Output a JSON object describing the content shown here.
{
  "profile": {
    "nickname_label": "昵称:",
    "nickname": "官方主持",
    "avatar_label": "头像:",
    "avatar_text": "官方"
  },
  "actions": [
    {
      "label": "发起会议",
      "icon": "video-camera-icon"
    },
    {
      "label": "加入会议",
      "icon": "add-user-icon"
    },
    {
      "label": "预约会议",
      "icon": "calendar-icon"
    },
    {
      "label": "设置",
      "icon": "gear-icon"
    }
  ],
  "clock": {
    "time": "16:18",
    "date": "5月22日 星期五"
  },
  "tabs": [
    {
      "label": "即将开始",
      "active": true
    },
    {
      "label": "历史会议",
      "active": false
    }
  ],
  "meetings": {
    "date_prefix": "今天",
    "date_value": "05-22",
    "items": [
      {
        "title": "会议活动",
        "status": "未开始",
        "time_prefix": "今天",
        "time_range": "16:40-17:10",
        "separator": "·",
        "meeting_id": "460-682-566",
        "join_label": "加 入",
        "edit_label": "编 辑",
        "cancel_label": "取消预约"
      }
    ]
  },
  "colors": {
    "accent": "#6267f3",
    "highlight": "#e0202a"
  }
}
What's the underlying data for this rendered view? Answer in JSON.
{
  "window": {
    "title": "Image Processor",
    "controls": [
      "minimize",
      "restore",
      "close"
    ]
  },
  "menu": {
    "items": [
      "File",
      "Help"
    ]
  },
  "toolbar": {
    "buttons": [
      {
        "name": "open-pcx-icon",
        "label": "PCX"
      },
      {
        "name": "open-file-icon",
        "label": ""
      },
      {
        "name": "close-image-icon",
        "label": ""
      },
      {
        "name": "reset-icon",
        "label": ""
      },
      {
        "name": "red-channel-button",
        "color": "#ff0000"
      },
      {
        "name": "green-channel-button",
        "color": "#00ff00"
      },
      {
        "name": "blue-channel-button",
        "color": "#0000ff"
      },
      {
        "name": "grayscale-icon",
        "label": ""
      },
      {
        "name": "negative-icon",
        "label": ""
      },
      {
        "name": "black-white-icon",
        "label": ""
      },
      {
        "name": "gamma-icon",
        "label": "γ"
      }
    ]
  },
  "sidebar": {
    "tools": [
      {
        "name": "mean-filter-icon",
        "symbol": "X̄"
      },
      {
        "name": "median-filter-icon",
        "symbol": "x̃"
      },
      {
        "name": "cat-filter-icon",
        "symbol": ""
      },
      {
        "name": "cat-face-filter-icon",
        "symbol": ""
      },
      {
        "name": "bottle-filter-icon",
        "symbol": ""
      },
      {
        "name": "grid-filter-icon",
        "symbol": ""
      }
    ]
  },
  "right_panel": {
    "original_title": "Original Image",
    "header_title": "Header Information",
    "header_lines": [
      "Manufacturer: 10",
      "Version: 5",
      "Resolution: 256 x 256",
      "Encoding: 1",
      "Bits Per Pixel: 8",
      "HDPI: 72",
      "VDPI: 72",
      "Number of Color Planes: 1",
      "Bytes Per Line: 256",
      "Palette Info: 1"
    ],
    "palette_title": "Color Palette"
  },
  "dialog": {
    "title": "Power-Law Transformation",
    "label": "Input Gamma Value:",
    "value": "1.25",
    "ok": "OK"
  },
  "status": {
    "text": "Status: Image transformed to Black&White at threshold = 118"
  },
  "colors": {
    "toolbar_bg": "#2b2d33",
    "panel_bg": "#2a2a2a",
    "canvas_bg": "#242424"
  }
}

▬▬▬▬▬▬

Reproduce the listing shown above in its entirety, exactly.

Output a JSON object describing the content shown here.
{
  "profile": {
    "nickname_label": "昵称:",
    "nickname": "官方主持",
    "avatar_label": "头像:",
    "avatar_text": "官方"
  },
  "actions": [
    {
      "label": "发起会议",
      "icon": "video-camera-icon"
    },
    {
      "label": "加入会议",
      "icon": "add-user-icon"
    },
    {
      "label": "预约会议",
      "icon": "calendar-icon"
    },
    {
      "label": "设置",
      "icon": "gear-icon"
    }
  ],
  "clock": {
    "time": "16:18",
    "date": "5月22日 星期五"
  },
  "tabs": [
    {
      "label": "即将开始",
      "active": true
    },
    {
      "label": "历史会议",
      "active": false
    }
  ],
  "meetings": {
    "date_prefix": "今天",
    "date_value": "05-22",
    "items": [
      {
        "title": "会议活动",
        "status": "未开始",
        "time_prefix": "今天",
        "time_range": "16:40-17:10",
        "separator": "·",
        "meeting_id": "460-682-566",
        "join_label": "加 入",
        "edit_label": "编 辑",
        "cancel_label": "取消预约"
      }
    ]
  },
  "colors": {
    "accent": "#6267f3",
    "highlight": "#e0202a"
  }
}
What's the underlying data for this rendered view? Answer in JSON.
{
  "window": {
    "title": "Image Processor",
    "controls": [
      "minimize",
      "restore",
      "close"
    ]
  },
  "menu": {
    "items": [
      "File",
      "Help"
    ]
  },
  "toolbar": {
    "buttons": [
      {
        "name": "open-pcx-icon",
        "label": "PCX"
      },
      {
        "name": "open-file-icon",
        "label": ""
      },
      {
        "name": "close-image-icon",
        "label": ""
      },
      {
        "name": "reset-icon",
        "label": ""
      },
      {
        "name": "red-channel-button",
        "color": "#ff0000"
      },
      {
        "name": "green-channel-button",
        "color": "#00ff00"
      },
      {
        "name": "blue-channel-button",
        "color": "#0000ff"
      },
      {
        "name": "grayscale-icon",
        "label": ""
      },
      {
        "name": "negative-icon",
        "label": ""
      },
      {
        "name": "black-white-icon",
        "label": ""
      },
      {
        "name": "gamma-icon",
        "label": "γ"
      }
    ]
  },
  "sidebar": {
    "tools": [
      {
        "name": "mean-filter-icon",
        "symbol": "X̄"
      },
      {
        "name": "median-filter-icon",
        "symbol": "x̃"
      },
      {
        "name": "cat-filter-icon",
        "symbol": ""
      },
      {
        "name": "cat-face-filter-icon",
        "symbol": ""
      },
      {
        "name": "bottle-filter-icon",
        "symbol": ""
      },
      {
        "name": "grid-filter-icon",
        "symbol": ""
      }
    ]
  },
  "right_panel": {
    "original_title": "Original Image",
    "header_title": "Header Information",
    "header_lines": [
      "Manufacturer: 10",
      "Version: 5",
      "Resolution: 256 x 256",
      "Encoding: 1",
      "Bits Per Pixel: 8",
      "HDPI: 72",
      "VDPI: 72",
      "Number of Color Planes: 1",
      "Bytes Per Line: 256",
      "Palette Info: 1"
    ],
    "palette_title": "Color Palette"
  },
  "dialog": {
    "title": "Power-Law Transformation",
    "label": "Input Gamma Value:",
    "value": "1.25",
    "ok": "OK"
  },
  "status": {
    "text": "Status: Image transformed to Black&White at threshold = 118"
  },
  "colors": {
    "toolbar_bg": "#2b2d33",
    "panel_bg": "#2a2a2a",
    "canvas_bg": "#242424"
  }
}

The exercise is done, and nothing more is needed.